[Problem details] Note how many lines include the word "accent", and give that number by itself.

[Items]
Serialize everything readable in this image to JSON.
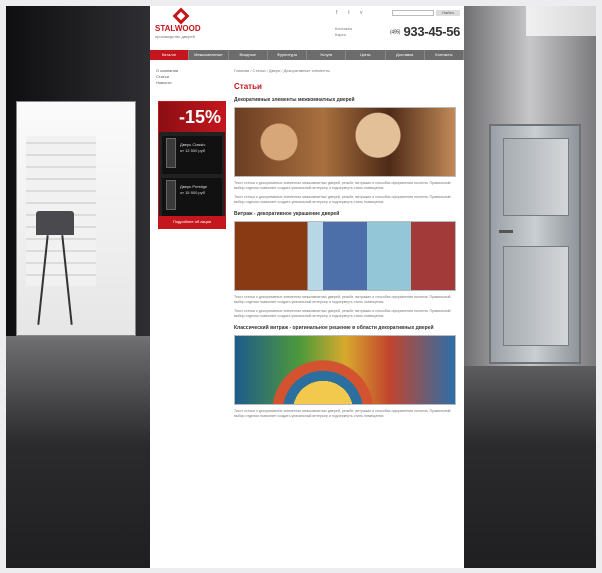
{
  "header": {
    "logo_text": "STALWOOD",
    "logo_sub": "производство дверей",
    "social": [
      "f",
      "t",
      "v"
    ],
    "search_button": "Найти",
    "phone_prefix": "(495)",
    "phone_number": "933-45-56",
    "contacts": "Контакты\nКарта"
  },
  "nav": [
    "Каталог",
    "Межкомнатные",
    "Входные",
    "Фурнитура",
    "Услуги",
    "Цены",
    "Доставка",
    "Контакты"
  ],
  "sidebar": {
    "crumbs": "О компании\nСтатьи\nНовости",
    "promo_discount": "-15%",
    "promo_items": [
      "Дверь Classic\nот 12 500 руб",
      "Дверь Prestige\nот 15 900 руб"
    ],
    "promo_bottom": "Подробнее об акции"
  },
  "main": {
    "breadcrumb": "Главная  /  Статьи  /  Двери  /  Декоративные элементы",
    "title": "Статьи",
    "sections": [
      {
        "heading": "Декоративные элементы межкомнатных дверей"
      },
      {
        "heading": "Витраж - декоративное украшение дверей"
      },
      {
        "heading": "Классический витраж - оригинальное решение в области декоративных дверей"
      }
    ],
    "paragraph": "Текст статьи о декоративных элементах межкомнатных дверей, резьбе, витражах и способах оформления полотна. Правильный выбор отделки позволяет создать уникальный интерьер и подчеркнуть стиль помещения."
  }
}
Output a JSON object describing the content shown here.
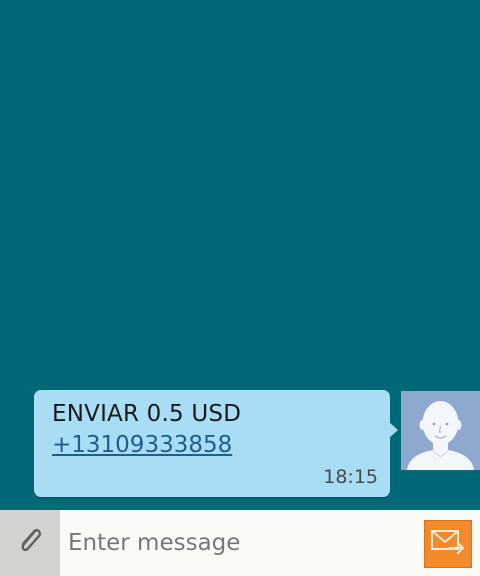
{
  "message": {
    "text": "ENVIAR 0.5 USD",
    "phone_link": "+13109333858",
    "time": "18:15"
  },
  "input": {
    "placeholder": "Enter message"
  },
  "icons": {
    "avatar": "contact-avatar-icon",
    "attach": "paperclip-icon",
    "send": "send-envelope-icon"
  },
  "colors": {
    "background": "#006978",
    "bubble": "#a9dcf5",
    "send_button": "#f2892b",
    "avatar_bg": "#8fa8cf"
  }
}
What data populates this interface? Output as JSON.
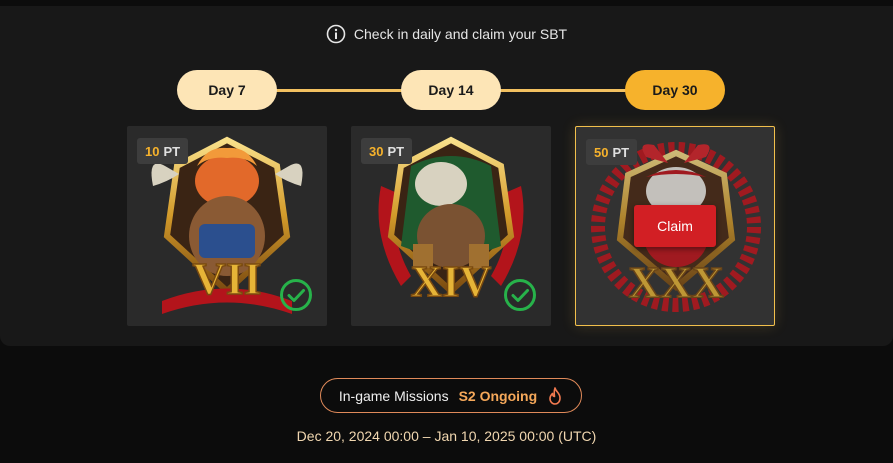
{
  "header": {
    "info_icon": "info-icon",
    "text": "Check in daily and claim your SBT"
  },
  "timeline": {
    "days": [
      {
        "label": "Day 7",
        "state": "reached"
      },
      {
        "label": "Day 14",
        "state": "reached"
      },
      {
        "label": "Day 30",
        "state": "current"
      }
    ],
    "colors": {
      "reached": "#fde5b6",
      "current": "#f6b22c",
      "track": "#f2c060"
    }
  },
  "rewards": [
    {
      "points": "10",
      "unit": "PT",
      "numeral": "VII",
      "status": "claimed",
      "status_icon": "check-circle-icon"
    },
    {
      "points": "30",
      "unit": "PT",
      "numeral": "XIV",
      "status": "claimed",
      "status_icon": "check-circle-icon"
    },
    {
      "points": "50",
      "unit": "PT",
      "numeral": "XXX",
      "status": "claimable",
      "button_label": "Claim"
    }
  ],
  "missions": {
    "label": "In-game Missions",
    "status": "S2 Ongoing",
    "status_icon": "fire-icon"
  },
  "period": "Dec 20, 2024 00:00 – Jan 10, 2025 00:00 (UTC)",
  "colors": {
    "accent": "#f6b22c",
    "claim_button": "#d21f24",
    "check": "#27b24a",
    "background": "#0c0c0c",
    "panel": "#181818"
  }
}
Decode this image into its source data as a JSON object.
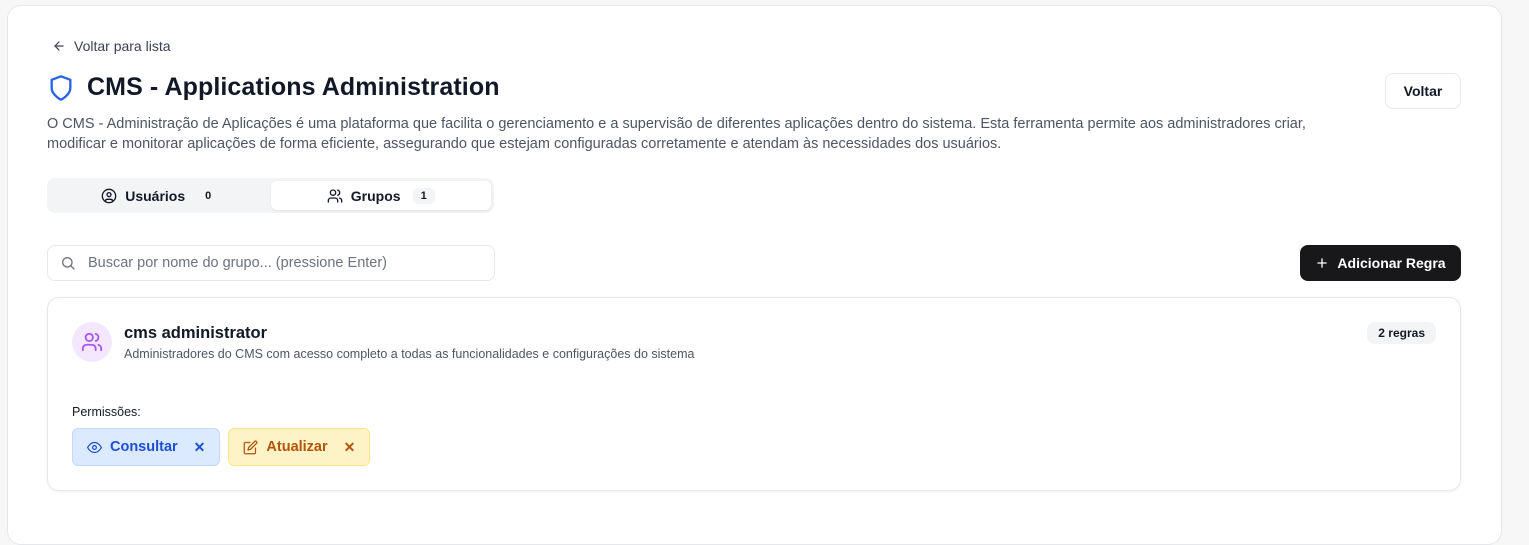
{
  "back_link": {
    "label": "Voltar para lista",
    "icon": "arrow-left-icon"
  },
  "header": {
    "title": "CMS - Applications Administration",
    "icon": "shield-icon",
    "voltar_label": "Voltar",
    "description": "O CMS - Administração de Aplicações é uma plataforma que facilita o gerenciamento e a supervisão de diferentes aplicações dentro do sistema. Esta ferramenta permite aos administradores criar, modificar e monitorar aplicações de forma eficiente, assegurando que estejam configuradas corretamente e atendam às necessidades dos usuários."
  },
  "tabs": [
    {
      "label": "Usuários",
      "count": "0",
      "icon": "user-circle-icon",
      "active": false
    },
    {
      "label": "Grupos",
      "count": "1",
      "icon": "users-icon",
      "active": true
    }
  ],
  "search": {
    "placeholder": "Buscar por nome do grupo... (pressione Enter)",
    "value": ""
  },
  "add_rule": {
    "label": "Adicionar Regra"
  },
  "group": {
    "name": "cms administrator",
    "description": "Administradores do CMS com acesso completo a todas as funcionalidades e configurações do sistema",
    "rules_badge": "2 regras",
    "permissions_label": "Permissões:",
    "permissions": [
      {
        "label": "Consultar",
        "icon": "eye-icon",
        "remove": "✕"
      },
      {
        "label": "Atualizar",
        "icon": "edit-icon",
        "remove": "✕"
      }
    ]
  },
  "colors": {
    "accent": "#1d4ed8",
    "primary_button": "#18181b",
    "avatar_bg": "#f3e8ff",
    "avatar_icon": "#a855f7",
    "chip_blue_bg": "#dbeafe",
    "chip_yellow_bg": "#fef3c7"
  }
}
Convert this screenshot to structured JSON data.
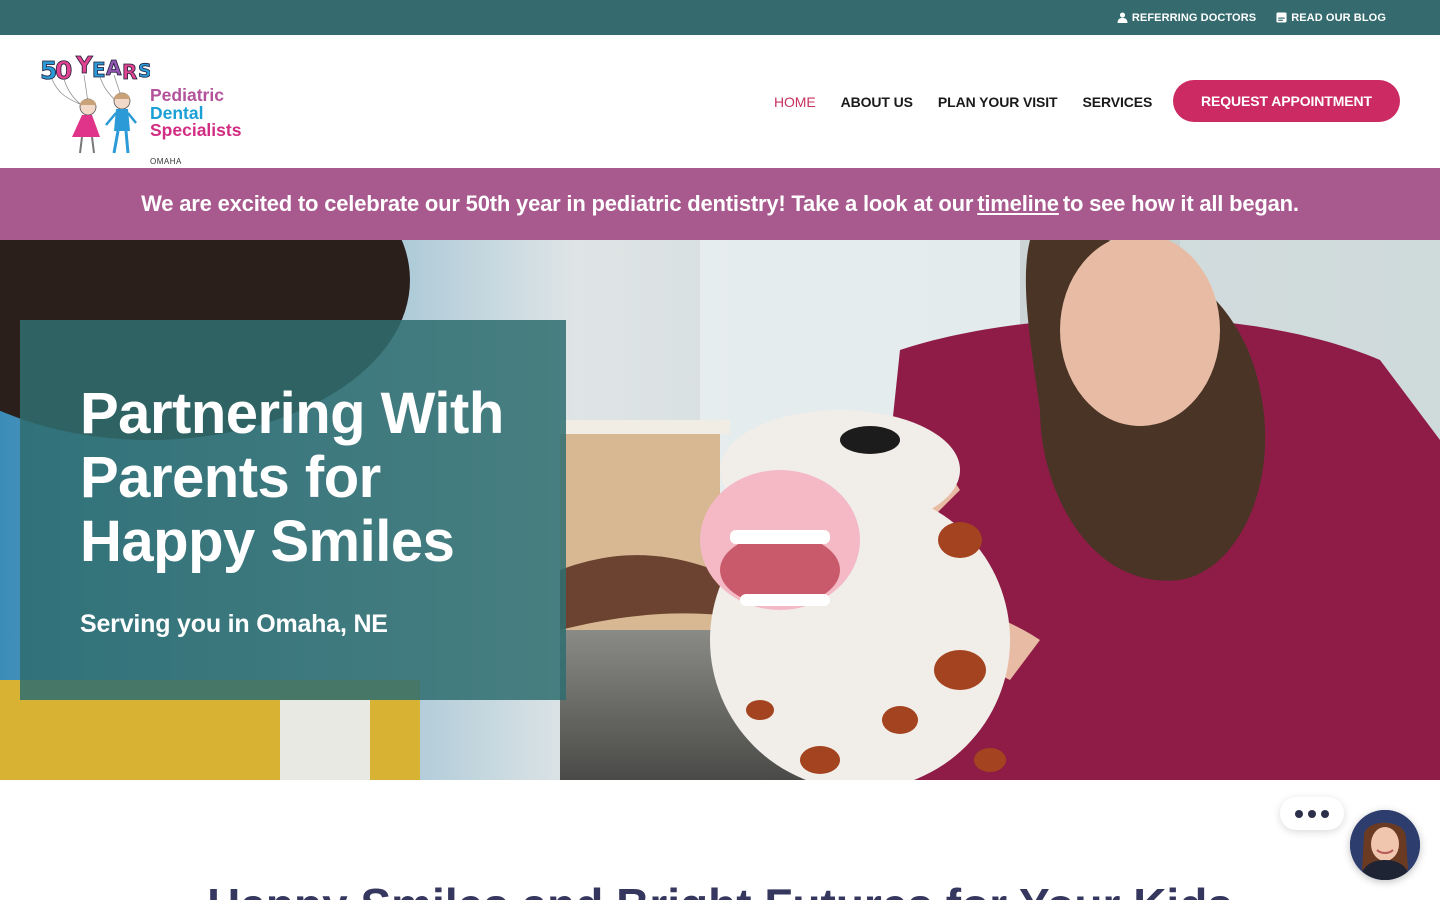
{
  "utility_bar": {
    "links": [
      {
        "label": "REFERRING DOCTORS",
        "icon": "user-icon"
      },
      {
        "label": "READ OUR BLOG",
        "icon": "blog-icon"
      }
    ]
  },
  "header": {
    "logo": {
      "badge": "50 YEARS",
      "lines": [
        "Pediatric",
        "Dental",
        "Specialists"
      ],
      "city": "OMAHA"
    },
    "nav": [
      {
        "label": "HOME",
        "active": true
      },
      {
        "label": "ABOUT US",
        "active": false
      },
      {
        "label": "PLAN YOUR VISIT",
        "active": false
      },
      {
        "label": "SERVICES",
        "active": false
      }
    ],
    "cta_label": "REQUEST APPOINTMENT"
  },
  "announcement": {
    "before": "We are excited to celebrate our 50th year in pediatric dentistry! Take a look at our",
    "link": "timeline",
    "after": "to see how it all began."
  },
  "hero": {
    "title": "Partnering With Parents for Happy Smiles",
    "subtitle": "Serving you in Omaha, NE",
    "image": "dentist-with-plush-dog-teeth-model"
  },
  "section": {
    "heading": "Happy Smiles and Bright Futures for Your Kids"
  },
  "chat": {
    "icon": "more-dots-icon",
    "avatar": "agent-avatar"
  },
  "colors": {
    "utility_bar": "#356b6e",
    "accent": "#cc2a62",
    "banner": "#a85a8e",
    "hero_card": "#2f6e70",
    "heading": "#35375e"
  }
}
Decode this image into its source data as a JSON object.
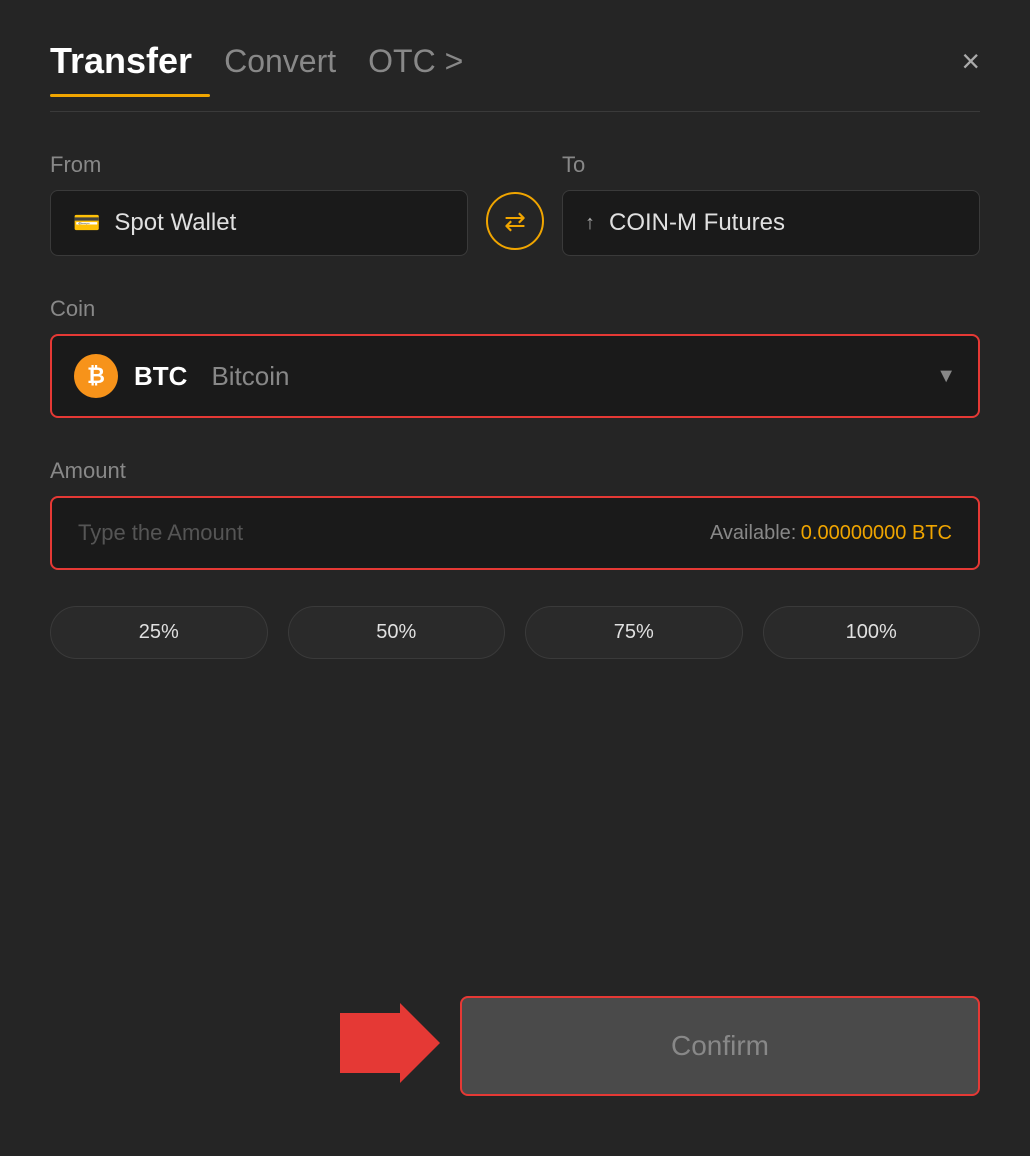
{
  "header": {
    "active_tab": "Transfer",
    "tabs": [
      "Transfer",
      "Convert",
      "OTC >"
    ],
    "close_label": "×"
  },
  "from": {
    "label": "From",
    "wallet_icon": "💳",
    "wallet_name": "Spot Wallet"
  },
  "swap": {
    "icon": "⇄"
  },
  "to": {
    "label": "To",
    "wallet_icon": "↑",
    "wallet_name": "COIN-M Futures"
  },
  "coin": {
    "label": "Coin",
    "symbol": "BTC",
    "full_name": "Bitcoin",
    "icon_letter": "₿"
  },
  "amount": {
    "label": "Amount",
    "placeholder": "Type the Amount",
    "available_label": "Available:",
    "available_value": "0.00000000 BTC"
  },
  "percent_buttons": [
    "25%",
    "50%",
    "75%",
    "100%"
  ],
  "confirm": {
    "label": "Confirm"
  }
}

[Expected output] 3